Exercise: Go through the listing below and list every line with "true".

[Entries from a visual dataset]
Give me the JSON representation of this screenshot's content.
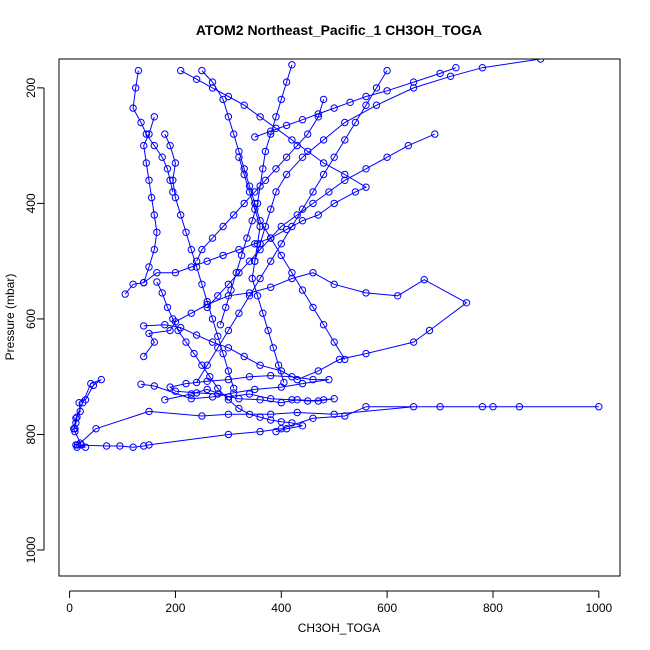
{
  "chart_data": {
    "type": "scatter",
    "title": "ATOM2 Northeast_Pacific_1 CH3OH_TOGA",
    "xlabel": "CH3OH_TOGA",
    "ylabel": "Pressure (mbar)",
    "xlim": [
      -20,
      1040
    ],
    "ylim": [
      1045,
      150
    ],
    "y_reversed": true,
    "x_ticks": [
      0,
      200,
      400,
      600,
      800,
      1000
    ],
    "y_ticks": [
      200,
      400,
      600,
      800,
      1000
    ],
    "grid": false,
    "legend": "none",
    "series_color": "#0000ff",
    "marker": "open-circle",
    "connect_points": true,
    "series": [
      {
        "points": [
          [
            12,
            780
          ],
          [
            10,
            790
          ],
          [
            14,
            770
          ],
          [
            20,
            760
          ],
          [
            18,
            745
          ],
          [
            30,
            740
          ],
          [
            45,
            715
          ],
          [
            60,
            705
          ],
          [
            40,
            712
          ],
          [
            25,
            745
          ],
          [
            12,
            772
          ],
          [
            8,
            790
          ],
          [
            10,
            795
          ],
          [
            22,
            818
          ],
          [
            30,
            822
          ],
          [
            14,
            822
          ],
          [
            12,
            818
          ],
          [
            70,
            820
          ],
          [
            95,
            820
          ],
          [
            120,
            822
          ],
          [
            140,
            820
          ],
          [
            150,
            818
          ],
          [
            300,
            800
          ],
          [
            360,
            795
          ],
          [
            400,
            790
          ],
          [
            460,
            772
          ],
          [
            520,
            768
          ],
          [
            560,
            752
          ],
          [
            700,
            752
          ],
          [
            780,
            752
          ],
          [
            850,
            752
          ],
          [
            1000,
            752
          ],
          [
            800,
            752
          ],
          [
            650,
            752
          ],
          [
            500,
            765
          ],
          [
            430,
            762
          ],
          [
            380,
            765
          ],
          [
            300,
            765
          ],
          [
            250,
            768
          ],
          [
            150,
            760
          ],
          [
            50,
            790
          ],
          [
            20,
            815
          ],
          [
            15,
            818
          ]
        ]
      },
      {
        "points": [
          [
            180,
            740
          ],
          [
            230,
            730
          ],
          [
            260,
            722
          ],
          [
            300,
            735
          ],
          [
            340,
            730
          ],
          [
            380,
            738
          ],
          [
            420,
            740
          ],
          [
            450,
            742
          ],
          [
            480,
            740
          ],
          [
            500,
            738
          ],
          [
            470,
            742
          ],
          [
            430,
            740
          ],
          [
            400,
            745
          ],
          [
            360,
            740
          ],
          [
            320,
            738
          ],
          [
            280,
            730
          ],
          [
            240,
            728
          ],
          [
            200,
            725
          ],
          [
            190,
            718
          ],
          [
            220,
            712
          ],
          [
            260,
            708
          ],
          [
            300,
            705
          ],
          [
            340,
            700
          ],
          [
            380,
            698
          ],
          [
            420,
            700
          ],
          [
            460,
            705
          ],
          [
            490,
            705
          ],
          [
            440,
            712
          ],
          [
            400,
            718
          ],
          [
            350,
            722
          ],
          [
            310,
            728
          ],
          [
            270,
            735
          ],
          [
            230,
            738
          ],
          [
            160,
            716
          ],
          [
            135,
            713
          ]
        ]
      },
      {
        "points": [
          [
            140,
            665
          ],
          [
            160,
            640
          ],
          [
            150,
            625
          ],
          [
            190,
            620
          ],
          [
            200,
            605
          ],
          [
            230,
            590
          ],
          [
            260,
            575
          ],
          [
            300,
            560
          ],
          [
            340,
            555
          ],
          [
            380,
            545
          ],
          [
            420,
            530
          ],
          [
            460,
            520
          ],
          [
            500,
            540
          ],
          [
            560,
            555
          ],
          [
            620,
            560
          ],
          [
            670,
            532
          ],
          [
            750,
            572
          ],
          [
            680,
            620
          ],
          [
            650,
            640
          ],
          [
            560,
            660
          ],
          [
            510,
            670
          ],
          [
            470,
            690
          ],
          [
            430,
            705
          ],
          [
            400,
            690
          ],
          [
            360,
            680
          ],
          [
            330,
            665
          ],
          [
            300,
            650
          ],
          [
            270,
            640
          ],
          [
            240,
            628
          ],
          [
            210,
            615
          ],
          [
            180,
            610
          ],
          [
            140,
            612
          ]
        ]
      },
      {
        "points": [
          [
            105,
            557
          ],
          [
            120,
            540
          ],
          [
            140,
            537
          ],
          [
            165,
            520
          ],
          [
            200,
            520
          ],
          [
            230,
            510
          ],
          [
            260,
            500
          ],
          [
            290,
            490
          ],
          [
            320,
            480
          ],
          [
            350,
            470
          ],
          [
            380,
            460
          ],
          [
            410,
            445
          ],
          [
            440,
            430
          ],
          [
            470,
            420
          ],
          [
            500,
            400
          ],
          [
            540,
            380
          ],
          [
            560,
            372
          ],
          [
            520,
            350
          ],
          [
            480,
            330
          ],
          [
            450,
            310
          ],
          [
            420,
            290
          ],
          [
            390,
            270
          ],
          [
            360,
            250
          ],
          [
            330,
            230
          ],
          [
            300,
            215
          ],
          [
            270,
            200
          ],
          [
            240,
            185
          ],
          [
            210,
            170
          ]
        ]
      },
      {
        "points": [
          [
            160,
            250
          ],
          [
            150,
            280
          ],
          [
            140,
            300
          ],
          [
            145,
            330
          ],
          [
            150,
            360
          ],
          [
            155,
            390
          ],
          [
            160,
            420
          ],
          [
            165,
            450
          ],
          [
            160,
            480
          ],
          [
            150,
            510
          ],
          [
            140,
            537
          ]
        ]
      },
      {
        "points": [
          [
            180,
            280
          ],
          [
            190,
            300
          ],
          [
            200,
            330
          ],
          [
            195,
            360
          ],
          [
            200,
            390
          ],
          [
            210,
            420
          ],
          [
            220,
            450
          ],
          [
            230,
            480
          ],
          [
            240,
            510
          ],
          [
            250,
            540
          ],
          [
            260,
            570
          ],
          [
            270,
            600
          ],
          [
            280,
            630
          ],
          [
            290,
            660
          ],
          [
            300,
            690
          ],
          [
            310,
            720
          ]
        ]
      },
      {
        "points": [
          [
            320,
            320
          ],
          [
            330,
            350
          ],
          [
            340,
            380
          ],
          [
            350,
            410
          ],
          [
            360,
            440
          ],
          [
            355,
            470
          ],
          [
            350,
            500
          ],
          [
            345,
            530
          ],
          [
            355,
            560
          ],
          [
            365,
            590
          ],
          [
            375,
            620
          ],
          [
            385,
            650
          ],
          [
            395,
            680
          ],
          [
            405,
            710
          ]
        ]
      },
      {
        "points": [
          [
            250,
            170
          ],
          [
            270,
            190
          ],
          [
            290,
            220
          ],
          [
            300,
            250
          ],
          [
            310,
            280
          ],
          [
            320,
            310
          ],
          [
            330,
            340
          ],
          [
            340,
            370
          ],
          [
            350,
            400
          ],
          [
            360,
            430
          ],
          [
            380,
            460
          ],
          [
            400,
            490
          ],
          [
            420,
            520
          ],
          [
            440,
            550
          ],
          [
            460,
            580
          ],
          [
            480,
            610
          ],
          [
            500,
            640
          ],
          [
            520,
            670
          ]
        ]
      },
      {
        "points": [
          [
            600,
            170
          ],
          [
            580,
            200
          ],
          [
            560,
            230
          ],
          [
            540,
            260
          ],
          [
            520,
            290
          ],
          [
            500,
            320
          ],
          [
            480,
            350
          ],
          [
            460,
            380
          ],
          [
            440,
            410
          ],
          [
            420,
            440
          ],
          [
            400,
            470
          ],
          [
            380,
            500
          ],
          [
            360,
            530
          ],
          [
            340,
            560
          ],
          [
            320,
            590
          ],
          [
            300,
            620
          ],
          [
            280,
            650
          ],
          [
            260,
            680
          ],
          [
            240,
            710
          ]
        ]
      },
      {
        "points": [
          [
            890,
            150
          ],
          [
            780,
            165
          ],
          [
            720,
            180
          ],
          [
            650,
            200
          ],
          [
            580,
            230
          ],
          [
            520,
            260
          ],
          [
            480,
            290
          ],
          [
            440,
            320
          ],
          [
            410,
            350
          ],
          [
            390,
            380
          ],
          [
            380,
            410
          ],
          [
            370,
            440
          ],
          [
            360,
            470
          ],
          [
            350,
            500
          ]
        ]
      },
      {
        "points": [
          [
            130,
            170
          ],
          [
            125,
            200
          ],
          [
            120,
            235
          ],
          [
            135,
            260
          ],
          [
            145,
            280
          ],
          [
            160,
            300
          ],
          [
            175,
            320
          ],
          [
            185,
            340
          ],
          [
            190,
            360
          ],
          [
            195,
            380
          ]
        ]
      },
      {
        "points": [
          [
            420,
            160
          ],
          [
            410,
            190
          ],
          [
            400,
            220
          ],
          [
            390,
            250
          ],
          [
            380,
            280
          ],
          [
            370,
            310
          ],
          [
            365,
            340
          ],
          [
            360,
            370
          ],
          [
            355,
            400
          ],
          [
            345,
            430
          ],
          [
            335,
            460
          ],
          [
            325,
            490
          ],
          [
            315,
            520
          ],
          [
            305,
            550
          ],
          [
            295,
            580
          ],
          [
            285,
            610
          ]
        ]
      },
      {
        "points": [
          [
            690,
            280
          ],
          [
            640,
            300
          ],
          [
            600,
            320
          ],
          [
            560,
            340
          ],
          [
            520,
            360
          ],
          [
            490,
            380
          ],
          [
            460,
            400
          ],
          [
            430,
            420
          ],
          [
            400,
            440
          ],
          [
            380,
            460
          ],
          [
            360,
            480
          ],
          [
            340,
            500
          ],
          [
            320,
            520
          ],
          [
            300,
            540
          ],
          [
            280,
            560
          ],
          [
            260,
            580
          ]
        ]
      },
      {
        "points": [
          [
            480,
            220
          ],
          [
            470,
            250
          ],
          [
            450,
            280
          ],
          [
            430,
            300
          ],
          [
            410,
            320
          ],
          [
            390,
            340
          ],
          [
            370,
            360
          ],
          [
            350,
            380
          ],
          [
            330,
            400
          ],
          [
            310,
            420
          ],
          [
            290,
            440
          ],
          [
            270,
            460
          ],
          [
            250,
            480
          ],
          [
            240,
            500
          ]
        ]
      },
      {
        "points": [
          [
            730,
            165
          ],
          [
            700,
            175
          ],
          [
            650,
            190
          ],
          [
            600,
            205
          ],
          [
            560,
            215
          ],
          [
            530,
            225
          ],
          [
            500,
            235
          ],
          [
            470,
            245
          ],
          [
            440,
            255
          ],
          [
            410,
            265
          ],
          [
            380,
            275
          ],
          [
            350,
            285
          ]
        ]
      },
      {
        "points": [
          [
            165,
            536
          ],
          [
            175,
            555
          ],
          [
            185,
            580
          ],
          [
            195,
            600
          ],
          [
            205,
            620
          ],
          [
            220,
            640
          ],
          [
            235,
            660
          ],
          [
            250,
            680
          ],
          [
            265,
            700
          ],
          [
            280,
            720
          ],
          [
            300,
            740
          ],
          [
            320,
            755
          ],
          [
            340,
            765
          ],
          [
            360,
            770
          ],
          [
            380,
            775
          ],
          [
            400,
            778
          ],
          [
            420,
            780
          ],
          [
            440,
            785
          ],
          [
            410,
            790
          ],
          [
            390,
            795
          ]
        ]
      }
    ]
  }
}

Written solution:
    "y_reversed": true,
    "connect_points": true,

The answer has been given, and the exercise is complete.